**Your task**: Copy the data precisely, keeping every character.

────────────────

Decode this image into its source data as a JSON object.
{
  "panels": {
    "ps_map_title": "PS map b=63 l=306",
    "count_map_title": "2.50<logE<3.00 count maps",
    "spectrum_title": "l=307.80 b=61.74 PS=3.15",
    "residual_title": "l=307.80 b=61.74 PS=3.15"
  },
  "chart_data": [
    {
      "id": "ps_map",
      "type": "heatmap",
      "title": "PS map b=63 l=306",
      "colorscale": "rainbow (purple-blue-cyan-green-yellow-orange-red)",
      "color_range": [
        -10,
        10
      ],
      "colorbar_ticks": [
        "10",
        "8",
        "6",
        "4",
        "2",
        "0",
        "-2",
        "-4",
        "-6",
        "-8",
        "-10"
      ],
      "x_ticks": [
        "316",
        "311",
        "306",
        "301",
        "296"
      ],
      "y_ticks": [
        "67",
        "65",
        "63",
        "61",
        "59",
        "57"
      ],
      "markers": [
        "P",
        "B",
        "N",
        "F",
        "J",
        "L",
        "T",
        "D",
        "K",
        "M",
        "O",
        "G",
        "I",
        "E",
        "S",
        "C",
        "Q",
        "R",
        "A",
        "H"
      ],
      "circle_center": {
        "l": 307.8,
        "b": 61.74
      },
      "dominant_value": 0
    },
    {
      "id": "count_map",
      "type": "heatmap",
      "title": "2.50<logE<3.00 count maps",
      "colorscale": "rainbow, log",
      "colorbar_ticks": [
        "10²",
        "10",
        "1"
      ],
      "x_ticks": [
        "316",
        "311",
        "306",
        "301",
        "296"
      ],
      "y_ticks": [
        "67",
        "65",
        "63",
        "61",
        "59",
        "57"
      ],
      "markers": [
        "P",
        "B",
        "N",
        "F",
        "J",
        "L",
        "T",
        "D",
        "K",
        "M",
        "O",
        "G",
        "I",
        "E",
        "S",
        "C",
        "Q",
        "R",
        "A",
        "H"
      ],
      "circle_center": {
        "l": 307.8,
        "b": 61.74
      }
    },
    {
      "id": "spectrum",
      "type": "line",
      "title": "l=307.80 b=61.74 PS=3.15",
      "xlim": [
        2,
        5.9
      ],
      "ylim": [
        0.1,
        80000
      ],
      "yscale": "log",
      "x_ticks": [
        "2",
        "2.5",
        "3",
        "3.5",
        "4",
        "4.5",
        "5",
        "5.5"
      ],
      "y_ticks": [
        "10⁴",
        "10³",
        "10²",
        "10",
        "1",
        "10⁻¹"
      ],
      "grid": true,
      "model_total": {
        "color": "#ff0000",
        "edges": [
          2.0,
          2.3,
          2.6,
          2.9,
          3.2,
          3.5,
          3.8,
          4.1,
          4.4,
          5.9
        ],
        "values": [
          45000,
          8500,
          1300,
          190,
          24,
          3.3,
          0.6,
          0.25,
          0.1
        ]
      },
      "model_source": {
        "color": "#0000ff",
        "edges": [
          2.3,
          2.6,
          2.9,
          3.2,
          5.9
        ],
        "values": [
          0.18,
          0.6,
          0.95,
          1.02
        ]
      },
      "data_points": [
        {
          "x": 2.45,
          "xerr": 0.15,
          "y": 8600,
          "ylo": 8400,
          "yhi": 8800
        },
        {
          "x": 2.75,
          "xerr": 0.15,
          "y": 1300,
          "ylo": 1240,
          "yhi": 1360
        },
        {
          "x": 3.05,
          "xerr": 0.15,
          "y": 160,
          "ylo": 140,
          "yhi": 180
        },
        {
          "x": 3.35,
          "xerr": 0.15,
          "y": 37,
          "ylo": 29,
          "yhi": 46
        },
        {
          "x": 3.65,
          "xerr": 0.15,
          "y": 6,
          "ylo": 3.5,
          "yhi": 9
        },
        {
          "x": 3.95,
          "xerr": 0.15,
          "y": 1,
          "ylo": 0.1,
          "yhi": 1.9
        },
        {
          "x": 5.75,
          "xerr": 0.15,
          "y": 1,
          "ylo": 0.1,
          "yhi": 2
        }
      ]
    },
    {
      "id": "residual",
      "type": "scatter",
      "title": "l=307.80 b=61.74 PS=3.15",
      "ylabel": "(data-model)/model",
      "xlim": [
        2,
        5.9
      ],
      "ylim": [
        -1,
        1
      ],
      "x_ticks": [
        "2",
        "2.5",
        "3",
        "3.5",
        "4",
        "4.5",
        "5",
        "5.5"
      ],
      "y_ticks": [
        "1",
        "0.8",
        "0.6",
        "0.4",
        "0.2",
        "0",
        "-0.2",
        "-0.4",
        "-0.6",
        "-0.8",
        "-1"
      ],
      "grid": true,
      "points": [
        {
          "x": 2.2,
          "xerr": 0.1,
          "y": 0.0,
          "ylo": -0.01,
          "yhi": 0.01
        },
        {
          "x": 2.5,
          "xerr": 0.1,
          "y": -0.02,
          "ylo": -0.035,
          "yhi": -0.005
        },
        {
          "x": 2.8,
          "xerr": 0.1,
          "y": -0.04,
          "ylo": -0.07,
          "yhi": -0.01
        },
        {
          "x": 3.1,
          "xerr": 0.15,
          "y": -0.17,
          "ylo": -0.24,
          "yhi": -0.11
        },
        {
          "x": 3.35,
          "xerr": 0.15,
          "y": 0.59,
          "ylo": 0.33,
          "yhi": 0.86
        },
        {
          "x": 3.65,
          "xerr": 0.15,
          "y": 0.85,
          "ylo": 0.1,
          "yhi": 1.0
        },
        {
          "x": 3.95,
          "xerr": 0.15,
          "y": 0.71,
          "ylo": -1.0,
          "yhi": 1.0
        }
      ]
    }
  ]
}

────────────────

**Expected answer**:
Decode this image into its source data as a JSON object.
{
  "panels": {
    "ps_map_title": "PS map b=63 l=306",
    "count_map_title": "2.50<logE<3.00 count maps",
    "spectrum_title": "l=307.80 b=61.74 PS=3.15",
    "residual_title": "l=307.80 b=61.74 PS=3.15"
  },
  "chart_data": [
    {
      "id": "ps_map",
      "type": "heatmap",
      "title": "PS map b=63 l=306",
      "colorscale": "rainbow (purple-blue-cyan-green-yellow-orange-red)",
      "color_range": [
        -10,
        10
      ],
      "colorbar_ticks": [
        "10",
        "8",
        "6",
        "4",
        "2",
        "0",
        "-2",
        "-4",
        "-6",
        "-8",
        "-10"
      ],
      "x_ticks": [
        "316",
        "311",
        "306",
        "301",
        "296"
      ],
      "y_ticks": [
        "67",
        "65",
        "63",
        "61",
        "59",
        "57"
      ],
      "markers": [
        "P",
        "B",
        "N",
        "F",
        "J",
        "L",
        "T",
        "D",
        "K",
        "M",
        "O",
        "G",
        "I",
        "E",
        "S",
        "C",
        "Q",
        "R",
        "A",
        "H"
      ],
      "circle_center": {
        "l": 307.8,
        "b": 61.74
      },
      "dominant_value": 0
    },
    {
      "id": "count_map",
      "type": "heatmap",
      "title": "2.50<logE<3.00 count maps",
      "colorscale": "rainbow, log",
      "colorbar_ticks": [
        "10²",
        "10",
        "1"
      ],
      "x_ticks": [
        "316",
        "311",
        "306",
        "301",
        "296"
      ],
      "y_ticks": [
        "67",
        "65",
        "63",
        "61",
        "59",
        "57"
      ],
      "markers": [
        "P",
        "B",
        "N",
        "F",
        "J",
        "L",
        "T",
        "D",
        "K",
        "M",
        "O",
        "G",
        "I",
        "E",
        "S",
        "C",
        "Q",
        "R",
        "A",
        "H"
      ],
      "circle_center": {
        "l": 307.8,
        "b": 61.74
      }
    },
    {
      "id": "spectrum",
      "type": "line",
      "title": "l=307.80 b=61.74 PS=3.15",
      "xlim": [
        2,
        5.9
      ],
      "ylim": [
        0.1,
        80000
      ],
      "yscale": "log",
      "x_ticks": [
        "2",
        "2.5",
        "3",
        "3.5",
        "4",
        "4.5",
        "5",
        "5.5"
      ],
      "y_ticks": [
        "10⁴",
        "10³",
        "10²",
        "10",
        "1",
        "10⁻¹"
      ],
      "grid": true,
      "model_total": {
        "color": "#ff0000",
        "edges": [
          2.0,
          2.3,
          2.6,
          2.9,
          3.2,
          3.5,
          3.8,
          4.1,
          4.4,
          5.9
        ],
        "values": [
          45000,
          8500,
          1300,
          190,
          24,
          3.3,
          0.6,
          0.25,
          0.1
        ]
      },
      "model_source": {
        "color": "#0000ff",
        "edges": [
          2.3,
          2.6,
          2.9,
          3.2,
          5.9
        ],
        "values": [
          0.18,
          0.6,
          0.95,
          1.02
        ]
      },
      "data_points": [
        {
          "x": 2.45,
          "xerr": 0.15,
          "y": 8600,
          "ylo": 8400,
          "yhi": 8800
        },
        {
          "x": 2.75,
          "xerr": 0.15,
          "y": 1300,
          "ylo": 1240,
          "yhi": 1360
        },
        {
          "x": 3.05,
          "xerr": 0.15,
          "y": 160,
          "ylo": 140,
          "yhi": 180
        },
        {
          "x": 3.35,
          "xerr": 0.15,
          "y": 37,
          "ylo": 29,
          "yhi": 46
        },
        {
          "x": 3.65,
          "xerr": 0.15,
          "y": 6,
          "ylo": 3.5,
          "yhi": 9
        },
        {
          "x": 3.95,
          "xerr": 0.15,
          "y": 1,
          "ylo": 0.1,
          "yhi": 1.9
        },
        {
          "x": 5.75,
          "xerr": 0.15,
          "y": 1,
          "ylo": 0.1,
          "yhi": 2
        }
      ]
    },
    {
      "id": "residual",
      "type": "scatter",
      "title": "l=307.80 b=61.74 PS=3.15",
      "ylabel": "(data-model)/model",
      "xlim": [
        2,
        5.9
      ],
      "ylim": [
        -1,
        1
      ],
      "x_ticks": [
        "2",
        "2.5",
        "3",
        "3.5",
        "4",
        "4.5",
        "5",
        "5.5"
      ],
      "y_ticks": [
        "1",
        "0.8",
        "0.6",
        "0.4",
        "0.2",
        "0",
        "-0.2",
        "-0.4",
        "-0.6",
        "-0.8",
        "-1"
      ],
      "grid": true,
      "points": [
        {
          "x": 2.2,
          "xerr": 0.1,
          "y": 0.0,
          "ylo": -0.01,
          "yhi": 0.01
        },
        {
          "x": 2.5,
          "xerr": 0.1,
          "y": -0.02,
          "ylo": -0.035,
          "yhi": -0.005
        },
        {
          "x": 2.8,
          "xerr": 0.1,
          "y": -0.04,
          "ylo": -0.07,
          "yhi": -0.01
        },
        {
          "x": 3.1,
          "xerr": 0.15,
          "y": -0.17,
          "ylo": -0.24,
          "yhi": -0.11
        },
        {
          "x": 3.35,
          "xerr": 0.15,
          "y": 0.59,
          "ylo": 0.33,
          "yhi": 0.86
        },
        {
          "x": 3.65,
          "xerr": 0.15,
          "y": 0.85,
          "ylo": 0.1,
          "yhi": 1.0
        },
        {
          "x": 3.95,
          "xerr": 0.15,
          "y": 0.71,
          "ylo": -1.0,
          "yhi": 1.0
        }
      ]
    }
  ]
}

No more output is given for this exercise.